* **Document source**
-=-=-=-=-

Après le départ de John Norum et la production de
Out of This World, Europe connaît une sérieuse « crise de foi ». Trop glam, trop paillettes, trop FM en somme : le groupe a été artistiquement cannibalisé par son leader Joey Tempest, créant déceptions et remous au sein de la formation. Certes, Joey Tempest avait été la colonne vertébrale d’Europe, mais en l’absence de John Norum, le groupe ressemblait désormais à un canard sans tête, encore capable de courir, mais ne sachant plus vraiment dans quelle direction avant de tomber inerte.
Le chanteur lui-même n’est d’ailleurs pas le dernier à penser que son groupe s’était bien trop compromis avec Epic, n’ayant pas su dire « non » à certaines propositions des différents producteurs du label. Retour aux sources, donc, avec ce
Prisoner in Paradise, résolument plus hard rock que ses prédécesseurs.
Artistiquement, le pari est réussi car des morceaux comme
« Halfway to Heaven » ou
« Bad Blood » n’ont rien à envier aux premières prestations d’Europe. Commercialement, en revanche,
Prisoners in Paradise ne fut qu’un demi-succès.

-=-=-=-=-

* **Données enregistrées**
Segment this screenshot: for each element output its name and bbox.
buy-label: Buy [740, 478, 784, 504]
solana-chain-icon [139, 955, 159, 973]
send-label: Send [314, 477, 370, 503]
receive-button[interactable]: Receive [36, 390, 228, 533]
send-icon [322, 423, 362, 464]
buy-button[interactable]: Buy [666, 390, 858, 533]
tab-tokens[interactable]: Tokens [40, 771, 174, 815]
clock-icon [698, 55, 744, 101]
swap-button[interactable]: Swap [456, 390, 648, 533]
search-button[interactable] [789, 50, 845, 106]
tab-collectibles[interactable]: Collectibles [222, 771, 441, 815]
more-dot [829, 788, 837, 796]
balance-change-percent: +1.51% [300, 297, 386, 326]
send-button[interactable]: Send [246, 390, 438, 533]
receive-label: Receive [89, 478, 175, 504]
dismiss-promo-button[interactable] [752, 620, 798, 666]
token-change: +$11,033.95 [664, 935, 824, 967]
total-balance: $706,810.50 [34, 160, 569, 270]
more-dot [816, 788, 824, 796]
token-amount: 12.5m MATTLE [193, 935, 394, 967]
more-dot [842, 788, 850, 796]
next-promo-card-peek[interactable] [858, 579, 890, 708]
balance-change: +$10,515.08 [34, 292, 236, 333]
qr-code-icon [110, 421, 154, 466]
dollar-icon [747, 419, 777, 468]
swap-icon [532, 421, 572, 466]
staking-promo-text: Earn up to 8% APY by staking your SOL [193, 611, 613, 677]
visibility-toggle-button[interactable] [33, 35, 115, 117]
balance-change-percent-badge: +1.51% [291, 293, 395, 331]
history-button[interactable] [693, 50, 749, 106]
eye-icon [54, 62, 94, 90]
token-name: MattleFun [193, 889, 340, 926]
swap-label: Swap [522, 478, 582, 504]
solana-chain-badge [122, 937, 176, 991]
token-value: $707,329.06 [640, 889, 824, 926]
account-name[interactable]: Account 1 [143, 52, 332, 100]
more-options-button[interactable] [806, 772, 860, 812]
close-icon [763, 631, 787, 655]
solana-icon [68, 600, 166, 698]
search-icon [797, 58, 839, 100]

-=-=-=-=-

* **Exercices à résoudre**
1. Dans le texte sur le groupe Europe, quels morceaux n'ont rien à envier aux premières prestations du groupe ?
2. Poursuivez le texte sur le groupe Europe à partir de sa dernière phrase.

* **Réponses par exercice**
1. « Halfway to Heaven » et « Bad Blood ».

2.
Certes, un million d’exemplaires vendus est un score qui peut faire rêver nombre de groupes, mais pas les auteurs de
The Final Countdown. Aussi iconoclaste que cela puisse paraître, c’est sur cet authentique succès artistique que l’un des groupes emblématiques des années 1980 choisit de se séparer.
(Pour anecdote : le disque est sorti en même temps que le
Nevermind de Nirvana, disque qui déclenche le tsunami grunge, lequel achève de ravager les vestiges des années 80 – pop synthétique et hair metal – dont Europe était l’un des représentants).